◆ **YOUR GOAL**
Starting at the line that contains "paragraph-1: qui donne" and ending after the line that contains "page-number: 656 <box>114 94 143 114</box>", reproduce those lines of the records unchanged.

◆ **RECORDS SUPPLIED**

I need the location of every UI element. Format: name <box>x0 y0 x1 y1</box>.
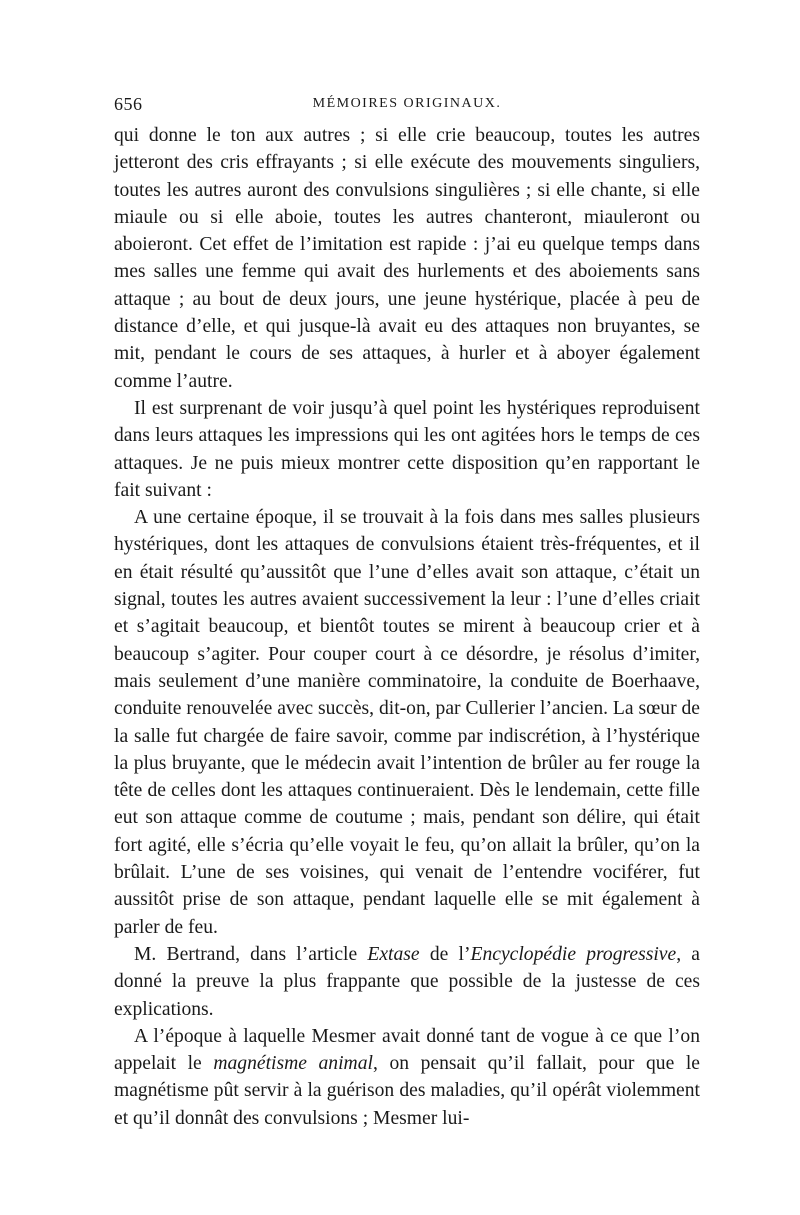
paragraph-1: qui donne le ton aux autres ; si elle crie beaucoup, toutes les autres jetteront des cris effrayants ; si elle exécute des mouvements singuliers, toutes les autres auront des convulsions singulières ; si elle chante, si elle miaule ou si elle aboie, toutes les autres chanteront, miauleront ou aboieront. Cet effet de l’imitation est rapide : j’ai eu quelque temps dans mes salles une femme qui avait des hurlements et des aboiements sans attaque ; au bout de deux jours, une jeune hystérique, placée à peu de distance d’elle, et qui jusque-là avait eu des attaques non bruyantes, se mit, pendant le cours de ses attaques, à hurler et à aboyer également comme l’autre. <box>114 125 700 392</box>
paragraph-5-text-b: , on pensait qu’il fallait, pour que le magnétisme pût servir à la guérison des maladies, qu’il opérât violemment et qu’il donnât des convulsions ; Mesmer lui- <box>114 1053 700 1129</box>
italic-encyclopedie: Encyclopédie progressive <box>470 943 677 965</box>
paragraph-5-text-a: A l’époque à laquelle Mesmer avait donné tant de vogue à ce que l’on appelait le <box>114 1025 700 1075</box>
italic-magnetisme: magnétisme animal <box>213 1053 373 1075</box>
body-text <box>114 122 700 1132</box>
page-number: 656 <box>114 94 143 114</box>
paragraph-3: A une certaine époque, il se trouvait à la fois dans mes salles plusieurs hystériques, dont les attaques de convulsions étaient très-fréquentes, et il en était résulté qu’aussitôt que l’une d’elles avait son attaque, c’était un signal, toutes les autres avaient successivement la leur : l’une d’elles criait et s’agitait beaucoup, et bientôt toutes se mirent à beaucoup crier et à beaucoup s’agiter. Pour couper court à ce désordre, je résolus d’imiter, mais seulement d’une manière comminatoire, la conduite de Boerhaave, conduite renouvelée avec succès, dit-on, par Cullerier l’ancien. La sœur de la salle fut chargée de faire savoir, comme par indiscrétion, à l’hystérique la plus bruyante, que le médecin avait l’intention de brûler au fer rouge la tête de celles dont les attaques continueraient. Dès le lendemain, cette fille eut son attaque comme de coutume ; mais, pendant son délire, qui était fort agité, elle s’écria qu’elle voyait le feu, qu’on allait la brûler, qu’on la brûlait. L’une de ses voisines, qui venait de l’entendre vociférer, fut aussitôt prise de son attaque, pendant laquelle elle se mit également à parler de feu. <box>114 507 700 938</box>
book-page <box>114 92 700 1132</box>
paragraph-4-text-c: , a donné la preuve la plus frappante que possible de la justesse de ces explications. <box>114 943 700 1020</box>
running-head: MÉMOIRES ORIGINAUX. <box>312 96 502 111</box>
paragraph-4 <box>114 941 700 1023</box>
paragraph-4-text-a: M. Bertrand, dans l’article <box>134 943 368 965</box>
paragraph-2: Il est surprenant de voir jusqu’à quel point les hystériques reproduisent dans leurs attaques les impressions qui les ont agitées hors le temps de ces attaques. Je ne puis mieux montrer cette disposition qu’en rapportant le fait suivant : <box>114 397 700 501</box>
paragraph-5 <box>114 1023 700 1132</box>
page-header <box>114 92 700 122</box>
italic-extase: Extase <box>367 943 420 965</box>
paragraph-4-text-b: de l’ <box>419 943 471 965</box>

◆ **ANSWER TO THE TASK**
paragraph-1: qui donne le ton aux autres ; si elle crie beaucoup, toutes les autres jetteront des cris effrayants ; si elle exécute des mouvements singuliers, toutes les autres auront des convulsions singulières ; si elle chante, si elle miaule ou si elle aboie, toutes les autres chanteront, miauleront ou aboieront. Cet effet de l’imitation est rapide : j’ai eu quelque temps dans mes salles une femme qui avait des hurlements et des aboiements sans attaque ; au bout de deux jours, une jeune hystérique, placée à peu de distance d’elle, et qui jusque-là avait eu des attaques non bruyantes, se mit, pendant le cours de ses attaques, à hurler et à aboyer également comme l’autre. <box>114 125 700 392</box>
paragraph-5-text-b: , on pensait qu’il fallait, pour que le magnétisme pût servir à la guérison des maladies, qu’il opérât violemment et qu’il donnât des convulsions ; Mesmer lui- <box>114 1053 700 1129</box>
italic-encyclopedie: Encyclopédie progressive <box>470 943 677 965</box>
paragraph-5-text-a: A l’époque à laquelle Mesmer avait donné tant de vogue à ce que l’on appelait le <box>114 1025 700 1075</box>
italic-magnetisme: magnétisme animal <box>213 1053 373 1075</box>
body-text <box>114 122 700 1132</box>
page-number: 656 <box>114 94 143 114</box>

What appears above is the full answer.